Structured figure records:
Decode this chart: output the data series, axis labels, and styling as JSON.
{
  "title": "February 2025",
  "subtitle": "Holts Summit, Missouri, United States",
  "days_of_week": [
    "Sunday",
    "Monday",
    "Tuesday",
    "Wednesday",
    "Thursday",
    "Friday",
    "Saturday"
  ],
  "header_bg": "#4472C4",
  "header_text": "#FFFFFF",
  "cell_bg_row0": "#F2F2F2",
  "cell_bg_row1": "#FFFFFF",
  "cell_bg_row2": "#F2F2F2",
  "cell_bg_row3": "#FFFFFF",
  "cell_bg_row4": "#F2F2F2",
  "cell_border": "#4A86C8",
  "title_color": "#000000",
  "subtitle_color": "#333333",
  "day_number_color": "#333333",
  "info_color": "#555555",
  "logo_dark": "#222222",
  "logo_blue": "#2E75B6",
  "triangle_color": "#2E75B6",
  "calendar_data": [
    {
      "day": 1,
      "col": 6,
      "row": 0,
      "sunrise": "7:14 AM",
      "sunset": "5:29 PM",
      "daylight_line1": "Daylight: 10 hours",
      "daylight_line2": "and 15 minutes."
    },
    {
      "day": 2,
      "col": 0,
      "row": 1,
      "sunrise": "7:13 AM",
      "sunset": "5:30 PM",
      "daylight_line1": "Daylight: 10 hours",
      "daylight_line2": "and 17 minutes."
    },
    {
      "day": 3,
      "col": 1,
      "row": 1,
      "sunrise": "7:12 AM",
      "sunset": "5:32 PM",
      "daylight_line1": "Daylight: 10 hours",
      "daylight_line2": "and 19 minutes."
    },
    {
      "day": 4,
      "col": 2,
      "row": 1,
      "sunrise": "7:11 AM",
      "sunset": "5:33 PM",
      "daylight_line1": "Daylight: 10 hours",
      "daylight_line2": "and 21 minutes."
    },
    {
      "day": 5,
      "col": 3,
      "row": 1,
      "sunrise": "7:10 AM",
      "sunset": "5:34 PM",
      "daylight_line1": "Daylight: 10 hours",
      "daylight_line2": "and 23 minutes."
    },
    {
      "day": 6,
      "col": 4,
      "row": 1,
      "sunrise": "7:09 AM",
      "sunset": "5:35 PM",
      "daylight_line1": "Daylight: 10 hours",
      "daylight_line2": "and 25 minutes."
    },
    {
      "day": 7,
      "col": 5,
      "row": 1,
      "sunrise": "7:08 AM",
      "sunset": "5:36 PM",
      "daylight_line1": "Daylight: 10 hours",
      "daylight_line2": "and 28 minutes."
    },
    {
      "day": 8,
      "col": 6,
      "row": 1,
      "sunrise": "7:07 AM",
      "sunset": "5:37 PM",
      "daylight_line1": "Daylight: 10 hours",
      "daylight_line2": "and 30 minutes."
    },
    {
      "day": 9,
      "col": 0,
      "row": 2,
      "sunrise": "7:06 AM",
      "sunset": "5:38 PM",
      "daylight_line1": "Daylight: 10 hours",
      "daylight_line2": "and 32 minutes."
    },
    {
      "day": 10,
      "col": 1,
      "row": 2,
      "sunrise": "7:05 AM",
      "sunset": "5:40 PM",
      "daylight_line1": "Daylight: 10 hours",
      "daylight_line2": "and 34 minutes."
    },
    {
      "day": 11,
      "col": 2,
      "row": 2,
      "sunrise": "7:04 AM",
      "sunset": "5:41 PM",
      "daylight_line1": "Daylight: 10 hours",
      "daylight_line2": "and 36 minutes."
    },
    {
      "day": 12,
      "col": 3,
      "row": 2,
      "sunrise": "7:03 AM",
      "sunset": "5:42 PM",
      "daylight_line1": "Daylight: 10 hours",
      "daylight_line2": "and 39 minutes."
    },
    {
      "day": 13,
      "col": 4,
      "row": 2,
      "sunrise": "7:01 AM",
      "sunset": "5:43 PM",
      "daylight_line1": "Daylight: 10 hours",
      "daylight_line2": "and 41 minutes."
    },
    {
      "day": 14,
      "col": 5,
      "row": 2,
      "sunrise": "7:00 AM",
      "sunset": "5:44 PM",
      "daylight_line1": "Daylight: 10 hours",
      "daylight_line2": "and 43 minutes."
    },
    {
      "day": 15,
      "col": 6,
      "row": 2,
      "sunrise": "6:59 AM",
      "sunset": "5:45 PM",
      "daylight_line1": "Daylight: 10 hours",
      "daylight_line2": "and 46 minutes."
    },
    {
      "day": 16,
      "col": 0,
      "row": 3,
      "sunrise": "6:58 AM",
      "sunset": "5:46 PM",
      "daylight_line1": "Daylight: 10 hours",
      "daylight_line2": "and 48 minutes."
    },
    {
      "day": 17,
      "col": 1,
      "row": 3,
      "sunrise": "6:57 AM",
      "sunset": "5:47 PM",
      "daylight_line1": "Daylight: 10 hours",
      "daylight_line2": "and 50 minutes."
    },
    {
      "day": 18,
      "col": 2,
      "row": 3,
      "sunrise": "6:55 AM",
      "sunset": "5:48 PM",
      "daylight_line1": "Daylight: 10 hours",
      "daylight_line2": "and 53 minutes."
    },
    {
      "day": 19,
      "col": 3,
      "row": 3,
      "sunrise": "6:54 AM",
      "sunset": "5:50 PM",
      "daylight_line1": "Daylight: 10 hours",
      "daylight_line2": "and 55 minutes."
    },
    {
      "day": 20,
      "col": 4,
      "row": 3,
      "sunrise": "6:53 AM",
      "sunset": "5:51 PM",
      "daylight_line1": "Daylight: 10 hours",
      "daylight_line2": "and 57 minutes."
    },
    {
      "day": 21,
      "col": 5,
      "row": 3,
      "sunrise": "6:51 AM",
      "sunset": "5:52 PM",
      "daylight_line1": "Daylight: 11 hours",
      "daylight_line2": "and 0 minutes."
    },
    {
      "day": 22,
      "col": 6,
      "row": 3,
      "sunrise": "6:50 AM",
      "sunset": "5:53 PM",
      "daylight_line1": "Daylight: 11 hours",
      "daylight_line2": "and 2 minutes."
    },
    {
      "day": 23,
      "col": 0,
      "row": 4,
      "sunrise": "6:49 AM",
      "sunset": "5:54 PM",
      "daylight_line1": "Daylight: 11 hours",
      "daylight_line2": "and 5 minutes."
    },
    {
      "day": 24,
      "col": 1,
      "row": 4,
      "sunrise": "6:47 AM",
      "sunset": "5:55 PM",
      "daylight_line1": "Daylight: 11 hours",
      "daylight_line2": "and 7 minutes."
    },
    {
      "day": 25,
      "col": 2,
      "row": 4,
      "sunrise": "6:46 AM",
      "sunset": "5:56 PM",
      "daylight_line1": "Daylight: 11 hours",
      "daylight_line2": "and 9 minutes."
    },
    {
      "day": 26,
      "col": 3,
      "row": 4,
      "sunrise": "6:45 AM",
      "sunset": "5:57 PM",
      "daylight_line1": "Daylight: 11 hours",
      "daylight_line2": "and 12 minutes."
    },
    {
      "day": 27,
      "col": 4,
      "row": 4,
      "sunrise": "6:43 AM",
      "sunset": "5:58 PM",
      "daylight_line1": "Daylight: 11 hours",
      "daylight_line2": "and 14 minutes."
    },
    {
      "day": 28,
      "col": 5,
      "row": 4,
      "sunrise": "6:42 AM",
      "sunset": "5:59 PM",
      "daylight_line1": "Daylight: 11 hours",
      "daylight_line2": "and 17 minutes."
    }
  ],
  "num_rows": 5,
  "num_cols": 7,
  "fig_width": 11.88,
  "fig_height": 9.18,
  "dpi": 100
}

• [Directions for this task] Return every line above in which the string "FFFFFF" occurs.

• [Full output]
  "header_text": "#FFFFFF",
  "cell_bg_row1": "#FFFFFF",
  "cell_bg_row3": "#FFFFFF",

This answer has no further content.